[Do this] Copy every line of the following data that includes the string "Vela".

[Given records]
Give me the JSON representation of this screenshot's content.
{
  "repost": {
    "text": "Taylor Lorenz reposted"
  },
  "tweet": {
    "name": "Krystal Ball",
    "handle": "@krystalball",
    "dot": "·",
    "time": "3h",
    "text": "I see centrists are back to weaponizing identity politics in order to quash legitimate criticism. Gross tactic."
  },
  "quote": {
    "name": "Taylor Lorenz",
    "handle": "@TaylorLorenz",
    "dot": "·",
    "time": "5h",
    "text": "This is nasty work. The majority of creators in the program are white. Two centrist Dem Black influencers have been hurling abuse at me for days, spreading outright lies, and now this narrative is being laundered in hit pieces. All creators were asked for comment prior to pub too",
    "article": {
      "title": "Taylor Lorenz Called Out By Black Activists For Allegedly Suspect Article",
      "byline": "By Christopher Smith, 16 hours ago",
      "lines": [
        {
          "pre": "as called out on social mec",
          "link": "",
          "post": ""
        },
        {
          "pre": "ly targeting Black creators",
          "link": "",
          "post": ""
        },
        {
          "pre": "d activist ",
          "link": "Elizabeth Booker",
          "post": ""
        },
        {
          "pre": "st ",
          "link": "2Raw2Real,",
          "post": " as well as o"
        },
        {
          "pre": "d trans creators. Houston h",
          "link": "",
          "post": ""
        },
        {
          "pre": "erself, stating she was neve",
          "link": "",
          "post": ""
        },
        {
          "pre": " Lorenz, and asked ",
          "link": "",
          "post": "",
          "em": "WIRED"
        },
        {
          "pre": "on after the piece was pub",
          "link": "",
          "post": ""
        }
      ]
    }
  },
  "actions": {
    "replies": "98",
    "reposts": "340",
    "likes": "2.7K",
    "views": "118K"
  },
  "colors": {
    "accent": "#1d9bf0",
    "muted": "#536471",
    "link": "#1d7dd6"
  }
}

* * *

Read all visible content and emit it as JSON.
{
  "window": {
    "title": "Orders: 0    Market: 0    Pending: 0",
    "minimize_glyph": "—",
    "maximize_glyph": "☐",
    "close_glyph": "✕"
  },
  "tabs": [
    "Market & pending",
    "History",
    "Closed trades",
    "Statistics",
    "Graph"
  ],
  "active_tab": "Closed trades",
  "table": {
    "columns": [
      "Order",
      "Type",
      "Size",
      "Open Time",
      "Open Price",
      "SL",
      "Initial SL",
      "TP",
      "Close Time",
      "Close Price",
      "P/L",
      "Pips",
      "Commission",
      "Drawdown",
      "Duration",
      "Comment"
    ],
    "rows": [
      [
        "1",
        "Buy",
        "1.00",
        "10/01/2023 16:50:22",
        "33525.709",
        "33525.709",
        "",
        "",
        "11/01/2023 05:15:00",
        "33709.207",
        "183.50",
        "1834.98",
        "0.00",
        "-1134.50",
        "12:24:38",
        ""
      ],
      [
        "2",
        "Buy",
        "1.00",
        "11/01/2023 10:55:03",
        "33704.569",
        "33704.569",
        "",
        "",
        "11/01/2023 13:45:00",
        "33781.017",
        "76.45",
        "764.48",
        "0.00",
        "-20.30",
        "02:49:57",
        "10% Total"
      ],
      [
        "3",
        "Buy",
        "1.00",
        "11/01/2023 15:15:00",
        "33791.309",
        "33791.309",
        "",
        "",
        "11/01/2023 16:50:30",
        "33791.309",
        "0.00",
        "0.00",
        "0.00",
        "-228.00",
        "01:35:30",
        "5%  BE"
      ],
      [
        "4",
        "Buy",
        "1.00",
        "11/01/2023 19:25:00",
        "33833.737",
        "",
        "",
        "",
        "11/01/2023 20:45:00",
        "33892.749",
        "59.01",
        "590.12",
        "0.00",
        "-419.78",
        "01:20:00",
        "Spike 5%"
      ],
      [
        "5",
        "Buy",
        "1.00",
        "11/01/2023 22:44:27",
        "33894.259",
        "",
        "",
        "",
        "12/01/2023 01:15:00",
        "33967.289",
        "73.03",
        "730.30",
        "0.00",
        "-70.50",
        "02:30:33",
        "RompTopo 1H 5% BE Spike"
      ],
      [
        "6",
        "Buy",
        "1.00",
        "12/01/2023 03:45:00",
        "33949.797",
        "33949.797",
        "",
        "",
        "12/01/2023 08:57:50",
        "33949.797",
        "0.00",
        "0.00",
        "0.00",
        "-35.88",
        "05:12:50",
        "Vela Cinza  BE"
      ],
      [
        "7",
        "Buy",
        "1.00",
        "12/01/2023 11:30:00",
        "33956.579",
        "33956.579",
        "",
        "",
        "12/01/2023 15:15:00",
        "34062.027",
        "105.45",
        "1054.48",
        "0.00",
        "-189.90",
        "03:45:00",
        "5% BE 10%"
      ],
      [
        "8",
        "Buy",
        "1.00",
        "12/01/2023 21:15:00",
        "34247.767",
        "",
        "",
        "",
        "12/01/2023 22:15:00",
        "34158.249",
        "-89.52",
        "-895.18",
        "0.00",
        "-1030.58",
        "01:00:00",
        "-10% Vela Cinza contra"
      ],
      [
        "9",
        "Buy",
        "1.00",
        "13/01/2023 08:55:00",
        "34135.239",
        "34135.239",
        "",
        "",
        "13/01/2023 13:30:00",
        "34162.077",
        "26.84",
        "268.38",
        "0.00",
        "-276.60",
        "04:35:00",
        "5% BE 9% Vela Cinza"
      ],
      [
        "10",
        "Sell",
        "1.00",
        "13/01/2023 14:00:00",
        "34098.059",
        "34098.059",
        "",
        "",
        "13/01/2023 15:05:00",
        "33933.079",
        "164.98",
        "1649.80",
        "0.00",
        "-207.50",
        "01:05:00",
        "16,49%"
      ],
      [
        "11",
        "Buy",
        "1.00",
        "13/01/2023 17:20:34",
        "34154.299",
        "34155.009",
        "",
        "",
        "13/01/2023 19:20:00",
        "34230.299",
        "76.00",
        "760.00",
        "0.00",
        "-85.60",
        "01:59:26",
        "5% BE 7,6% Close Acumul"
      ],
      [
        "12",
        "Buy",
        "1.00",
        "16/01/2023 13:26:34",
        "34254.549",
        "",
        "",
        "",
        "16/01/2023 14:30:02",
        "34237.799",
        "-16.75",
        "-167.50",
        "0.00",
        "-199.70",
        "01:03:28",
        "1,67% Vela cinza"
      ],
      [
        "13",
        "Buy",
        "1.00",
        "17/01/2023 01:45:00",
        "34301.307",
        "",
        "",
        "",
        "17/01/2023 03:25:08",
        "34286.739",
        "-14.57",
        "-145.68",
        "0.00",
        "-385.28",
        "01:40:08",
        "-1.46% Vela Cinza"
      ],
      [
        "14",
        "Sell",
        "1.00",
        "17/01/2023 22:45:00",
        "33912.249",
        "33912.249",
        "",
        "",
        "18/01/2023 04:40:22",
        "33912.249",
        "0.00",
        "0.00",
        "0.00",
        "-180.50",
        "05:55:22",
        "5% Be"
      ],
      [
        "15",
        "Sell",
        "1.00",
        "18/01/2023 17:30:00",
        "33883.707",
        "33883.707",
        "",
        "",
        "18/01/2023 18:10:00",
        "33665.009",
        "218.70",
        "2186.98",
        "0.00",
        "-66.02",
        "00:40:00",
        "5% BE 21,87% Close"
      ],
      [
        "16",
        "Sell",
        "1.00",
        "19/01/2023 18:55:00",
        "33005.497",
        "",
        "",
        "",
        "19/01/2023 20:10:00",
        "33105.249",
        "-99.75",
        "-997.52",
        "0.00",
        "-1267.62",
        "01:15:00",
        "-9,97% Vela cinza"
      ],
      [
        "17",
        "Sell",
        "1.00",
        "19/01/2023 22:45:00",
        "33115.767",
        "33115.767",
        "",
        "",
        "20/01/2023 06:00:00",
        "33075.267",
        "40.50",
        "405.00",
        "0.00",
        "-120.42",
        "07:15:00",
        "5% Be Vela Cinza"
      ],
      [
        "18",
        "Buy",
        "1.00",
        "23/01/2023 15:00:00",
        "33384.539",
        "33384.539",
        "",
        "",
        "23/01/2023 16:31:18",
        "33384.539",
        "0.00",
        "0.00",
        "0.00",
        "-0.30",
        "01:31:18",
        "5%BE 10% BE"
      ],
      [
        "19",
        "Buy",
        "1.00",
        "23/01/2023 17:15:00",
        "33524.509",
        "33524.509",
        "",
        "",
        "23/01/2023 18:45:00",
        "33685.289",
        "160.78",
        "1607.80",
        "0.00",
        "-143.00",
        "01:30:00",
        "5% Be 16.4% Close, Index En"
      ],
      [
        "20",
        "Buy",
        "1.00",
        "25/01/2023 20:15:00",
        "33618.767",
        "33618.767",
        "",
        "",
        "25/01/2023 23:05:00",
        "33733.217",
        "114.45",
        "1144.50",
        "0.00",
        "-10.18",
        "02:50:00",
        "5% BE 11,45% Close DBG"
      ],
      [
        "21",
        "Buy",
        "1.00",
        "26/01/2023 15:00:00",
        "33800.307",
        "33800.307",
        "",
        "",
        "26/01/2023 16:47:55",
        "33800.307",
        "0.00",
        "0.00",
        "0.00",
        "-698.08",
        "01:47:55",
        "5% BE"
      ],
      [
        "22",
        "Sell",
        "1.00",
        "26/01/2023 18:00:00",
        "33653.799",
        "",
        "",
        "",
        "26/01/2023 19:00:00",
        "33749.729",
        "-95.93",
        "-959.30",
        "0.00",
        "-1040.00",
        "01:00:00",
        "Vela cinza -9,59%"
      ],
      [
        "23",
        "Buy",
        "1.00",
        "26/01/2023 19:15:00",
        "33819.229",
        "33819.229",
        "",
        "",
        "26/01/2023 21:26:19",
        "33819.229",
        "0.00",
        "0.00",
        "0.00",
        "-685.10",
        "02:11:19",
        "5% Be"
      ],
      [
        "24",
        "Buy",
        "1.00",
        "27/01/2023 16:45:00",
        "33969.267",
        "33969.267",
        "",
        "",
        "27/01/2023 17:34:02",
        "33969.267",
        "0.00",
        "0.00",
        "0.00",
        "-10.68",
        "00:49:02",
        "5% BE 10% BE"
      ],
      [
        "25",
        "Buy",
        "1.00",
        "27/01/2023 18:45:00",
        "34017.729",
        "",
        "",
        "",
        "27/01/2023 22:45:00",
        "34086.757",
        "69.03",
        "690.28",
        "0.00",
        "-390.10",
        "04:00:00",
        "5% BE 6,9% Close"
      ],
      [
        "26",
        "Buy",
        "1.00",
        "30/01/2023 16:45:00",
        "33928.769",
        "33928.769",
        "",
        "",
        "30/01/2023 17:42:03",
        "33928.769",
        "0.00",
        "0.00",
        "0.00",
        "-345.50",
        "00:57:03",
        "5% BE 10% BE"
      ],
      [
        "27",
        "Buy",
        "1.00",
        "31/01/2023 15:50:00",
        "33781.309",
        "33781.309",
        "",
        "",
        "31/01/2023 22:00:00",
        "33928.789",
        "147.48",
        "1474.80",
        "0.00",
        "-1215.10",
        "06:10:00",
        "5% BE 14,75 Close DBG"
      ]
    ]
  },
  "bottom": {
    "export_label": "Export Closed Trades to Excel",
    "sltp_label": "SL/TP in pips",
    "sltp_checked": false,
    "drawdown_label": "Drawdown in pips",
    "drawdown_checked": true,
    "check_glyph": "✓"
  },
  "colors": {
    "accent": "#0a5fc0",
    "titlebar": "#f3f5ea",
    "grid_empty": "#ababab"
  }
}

...

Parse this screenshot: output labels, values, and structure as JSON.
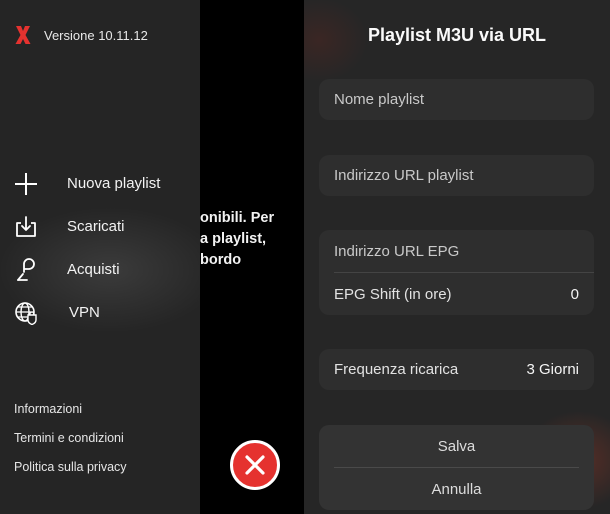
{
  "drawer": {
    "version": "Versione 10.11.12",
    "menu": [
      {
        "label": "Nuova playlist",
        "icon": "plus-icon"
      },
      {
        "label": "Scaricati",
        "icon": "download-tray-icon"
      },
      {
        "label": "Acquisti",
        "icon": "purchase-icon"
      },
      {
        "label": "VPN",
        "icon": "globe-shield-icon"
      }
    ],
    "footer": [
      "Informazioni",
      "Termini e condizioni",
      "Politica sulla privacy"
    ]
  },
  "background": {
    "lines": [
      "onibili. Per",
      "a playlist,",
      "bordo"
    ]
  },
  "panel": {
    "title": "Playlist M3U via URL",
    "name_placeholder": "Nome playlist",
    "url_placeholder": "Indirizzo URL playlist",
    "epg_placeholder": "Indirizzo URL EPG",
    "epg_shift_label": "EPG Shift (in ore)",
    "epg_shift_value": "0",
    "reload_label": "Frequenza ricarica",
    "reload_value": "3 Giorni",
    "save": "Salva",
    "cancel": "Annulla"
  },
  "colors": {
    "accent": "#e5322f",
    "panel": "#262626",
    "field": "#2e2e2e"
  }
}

[Response]
        "Vela Cinza  BE"
        "-10% Vela Cinza contra"
        "5% BE 9% Vela Cinza"
        "1,67% Vela cinza"
        "-1.46% Vela Cinza"
        "-9,97% Vela cinza"
        "5% Be Vela Cinza"
        "Vela cinza -9,59%"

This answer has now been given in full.